BEGIN ENTRIES
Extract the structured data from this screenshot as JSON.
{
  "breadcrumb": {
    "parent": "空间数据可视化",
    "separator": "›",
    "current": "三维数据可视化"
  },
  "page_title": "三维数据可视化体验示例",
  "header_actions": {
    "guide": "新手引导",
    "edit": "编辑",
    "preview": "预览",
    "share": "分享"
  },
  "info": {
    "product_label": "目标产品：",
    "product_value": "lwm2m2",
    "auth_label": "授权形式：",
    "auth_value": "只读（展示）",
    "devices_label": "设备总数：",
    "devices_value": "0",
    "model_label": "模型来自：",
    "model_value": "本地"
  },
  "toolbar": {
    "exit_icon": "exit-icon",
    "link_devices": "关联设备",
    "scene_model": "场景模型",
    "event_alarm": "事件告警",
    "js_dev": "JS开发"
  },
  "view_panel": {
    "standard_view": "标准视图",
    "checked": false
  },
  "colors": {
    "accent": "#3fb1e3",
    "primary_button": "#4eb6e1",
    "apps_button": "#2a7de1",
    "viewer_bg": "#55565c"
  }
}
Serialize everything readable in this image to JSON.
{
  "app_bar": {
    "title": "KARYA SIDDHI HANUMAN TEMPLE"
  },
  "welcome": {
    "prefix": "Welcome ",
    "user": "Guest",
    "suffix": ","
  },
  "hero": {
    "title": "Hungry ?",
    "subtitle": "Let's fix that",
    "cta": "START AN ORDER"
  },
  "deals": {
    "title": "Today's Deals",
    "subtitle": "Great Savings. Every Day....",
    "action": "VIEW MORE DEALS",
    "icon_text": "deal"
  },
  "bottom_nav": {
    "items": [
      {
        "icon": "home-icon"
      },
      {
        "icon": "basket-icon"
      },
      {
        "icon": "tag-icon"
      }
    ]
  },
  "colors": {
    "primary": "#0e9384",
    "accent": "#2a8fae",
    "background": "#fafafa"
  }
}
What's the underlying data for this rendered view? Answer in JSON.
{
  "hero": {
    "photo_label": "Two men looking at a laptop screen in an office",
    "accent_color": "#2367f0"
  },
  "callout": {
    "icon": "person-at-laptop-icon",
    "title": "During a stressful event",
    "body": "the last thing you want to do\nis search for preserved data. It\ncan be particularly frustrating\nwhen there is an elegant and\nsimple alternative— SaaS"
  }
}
END ENTRIES
Filter the entries and copy out every line with the word "this".

Extract the structured data from this screenshot as JSON.
Serialize everything readable in this image to JSON.
What's the underlying data for this rendered view? Answer in JSON.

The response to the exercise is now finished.